-- BEGIN --

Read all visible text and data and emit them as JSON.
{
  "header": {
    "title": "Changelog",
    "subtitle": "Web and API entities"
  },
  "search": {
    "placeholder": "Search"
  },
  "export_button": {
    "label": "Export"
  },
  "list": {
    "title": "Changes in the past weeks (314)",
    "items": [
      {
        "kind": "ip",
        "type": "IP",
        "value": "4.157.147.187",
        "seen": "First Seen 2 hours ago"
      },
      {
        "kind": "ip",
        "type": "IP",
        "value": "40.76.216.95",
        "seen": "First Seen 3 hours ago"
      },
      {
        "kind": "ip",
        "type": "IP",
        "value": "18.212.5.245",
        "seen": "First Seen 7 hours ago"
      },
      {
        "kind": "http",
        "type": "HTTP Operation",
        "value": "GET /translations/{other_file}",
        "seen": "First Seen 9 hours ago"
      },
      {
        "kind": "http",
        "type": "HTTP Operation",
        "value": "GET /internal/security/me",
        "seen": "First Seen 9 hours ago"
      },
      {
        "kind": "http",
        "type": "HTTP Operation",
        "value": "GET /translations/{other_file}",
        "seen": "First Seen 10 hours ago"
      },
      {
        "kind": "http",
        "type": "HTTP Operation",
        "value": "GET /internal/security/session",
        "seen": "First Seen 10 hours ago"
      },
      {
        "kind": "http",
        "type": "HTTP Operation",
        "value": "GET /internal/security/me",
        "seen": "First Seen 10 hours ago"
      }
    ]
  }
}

-- END --

Retype the entries exactly, including every line.

Read all visible text and data and emit them as JSON.
{
  "header": {
    "title": "Changelog",
    "subtitle": "Web and API entities"
  },
  "search": {
    "placeholder": "Search"
  },
  "export_button": {
    "label": "Export"
  },
  "list": {
    "title": "Changes in the past weeks (314)",
    "items": [
      {
        "kind": "ip",
        "type": "IP",
        "value": "4.157.147.187",
        "seen": "First Seen 2 hours ago"
      },
      {
        "kind": "ip",
        "type": "IP",
        "value": "40.76.216.95",
        "seen": "First Seen 3 hours ago"
      },
      {
        "kind": "ip",
        "type": "IP",
        "value": "18.212.5.245",
        "seen": "First Seen 7 hours ago"
      },
      {
        "kind": "http",
        "type": "HTTP Operation",
        "value": "GET /translations/{other_file}",
        "seen": "First Seen 9 hours ago"
      },
      {
        "kind": "http",
        "type": "HTTP Operation",
        "value": "GET /internal/security/me",
        "seen": "First Seen 9 hours ago"
      },
      {
        "kind": "http",
        "type": "HTTP Operation",
        "value": "GET /translations/{other_file}",
        "seen": "First Seen 10 hours ago"
      },
      {
        "kind": "http",
        "type": "HTTP Operation",
        "value": "GET /internal/security/session",
        "seen": "First Seen 10 hours ago"
      },
      {
        "kind": "http",
        "type": "HTTP Operation",
        "value": "GET /internal/security/me",
        "seen": "First Seen 10 hours ago"
      }
    ]
  }
}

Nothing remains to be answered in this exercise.